Exercise directions
Identify each line in the records below that contains the word "name", and copy it.

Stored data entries

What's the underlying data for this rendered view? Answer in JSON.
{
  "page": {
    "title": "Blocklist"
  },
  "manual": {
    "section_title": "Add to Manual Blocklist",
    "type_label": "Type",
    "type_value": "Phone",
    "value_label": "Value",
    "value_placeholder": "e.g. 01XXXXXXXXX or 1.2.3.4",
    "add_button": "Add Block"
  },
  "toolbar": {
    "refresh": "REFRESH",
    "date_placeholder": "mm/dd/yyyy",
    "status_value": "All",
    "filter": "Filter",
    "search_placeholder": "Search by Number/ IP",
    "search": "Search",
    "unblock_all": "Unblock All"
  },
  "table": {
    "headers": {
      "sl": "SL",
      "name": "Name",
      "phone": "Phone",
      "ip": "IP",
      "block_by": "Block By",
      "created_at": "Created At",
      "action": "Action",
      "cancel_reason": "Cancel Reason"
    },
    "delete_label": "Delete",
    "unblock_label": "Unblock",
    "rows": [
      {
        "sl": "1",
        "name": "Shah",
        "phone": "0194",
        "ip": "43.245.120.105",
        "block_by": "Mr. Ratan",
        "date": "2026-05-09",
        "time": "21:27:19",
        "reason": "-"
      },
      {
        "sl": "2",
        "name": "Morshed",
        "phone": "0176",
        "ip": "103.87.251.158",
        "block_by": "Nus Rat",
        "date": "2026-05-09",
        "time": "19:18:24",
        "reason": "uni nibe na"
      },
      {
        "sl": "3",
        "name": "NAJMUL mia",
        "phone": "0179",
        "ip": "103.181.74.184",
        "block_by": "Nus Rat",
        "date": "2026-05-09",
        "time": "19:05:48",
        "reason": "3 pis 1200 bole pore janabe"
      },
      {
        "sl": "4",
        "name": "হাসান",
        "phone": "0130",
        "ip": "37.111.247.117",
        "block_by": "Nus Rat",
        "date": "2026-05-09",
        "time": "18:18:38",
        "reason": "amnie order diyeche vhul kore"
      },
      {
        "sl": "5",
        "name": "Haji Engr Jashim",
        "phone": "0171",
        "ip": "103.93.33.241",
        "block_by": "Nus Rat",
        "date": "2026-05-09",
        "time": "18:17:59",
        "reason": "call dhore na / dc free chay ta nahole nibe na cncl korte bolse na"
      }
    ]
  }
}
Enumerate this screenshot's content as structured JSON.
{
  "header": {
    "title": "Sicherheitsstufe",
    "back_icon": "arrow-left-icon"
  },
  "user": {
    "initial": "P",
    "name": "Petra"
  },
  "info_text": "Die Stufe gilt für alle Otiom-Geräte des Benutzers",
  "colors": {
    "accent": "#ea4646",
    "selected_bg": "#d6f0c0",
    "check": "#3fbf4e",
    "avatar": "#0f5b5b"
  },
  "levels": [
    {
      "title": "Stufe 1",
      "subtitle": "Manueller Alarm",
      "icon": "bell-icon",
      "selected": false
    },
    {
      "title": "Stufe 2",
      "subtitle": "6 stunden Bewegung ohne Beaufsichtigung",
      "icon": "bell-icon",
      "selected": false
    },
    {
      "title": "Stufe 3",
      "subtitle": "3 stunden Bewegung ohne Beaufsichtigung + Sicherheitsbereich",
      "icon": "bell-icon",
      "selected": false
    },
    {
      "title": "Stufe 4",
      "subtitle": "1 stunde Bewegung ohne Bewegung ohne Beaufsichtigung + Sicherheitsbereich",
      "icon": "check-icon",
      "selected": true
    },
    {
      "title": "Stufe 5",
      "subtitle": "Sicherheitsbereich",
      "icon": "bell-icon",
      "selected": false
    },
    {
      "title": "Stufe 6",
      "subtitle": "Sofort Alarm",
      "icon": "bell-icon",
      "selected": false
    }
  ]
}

Correct output
      "name": "Name",
        "name": "Shah",
        "name": "Morshed",
        "name": "NAJMUL mia",
        "name": "হাসান",
        "name": "Haji Engr Jashim",
    "name": "Petra"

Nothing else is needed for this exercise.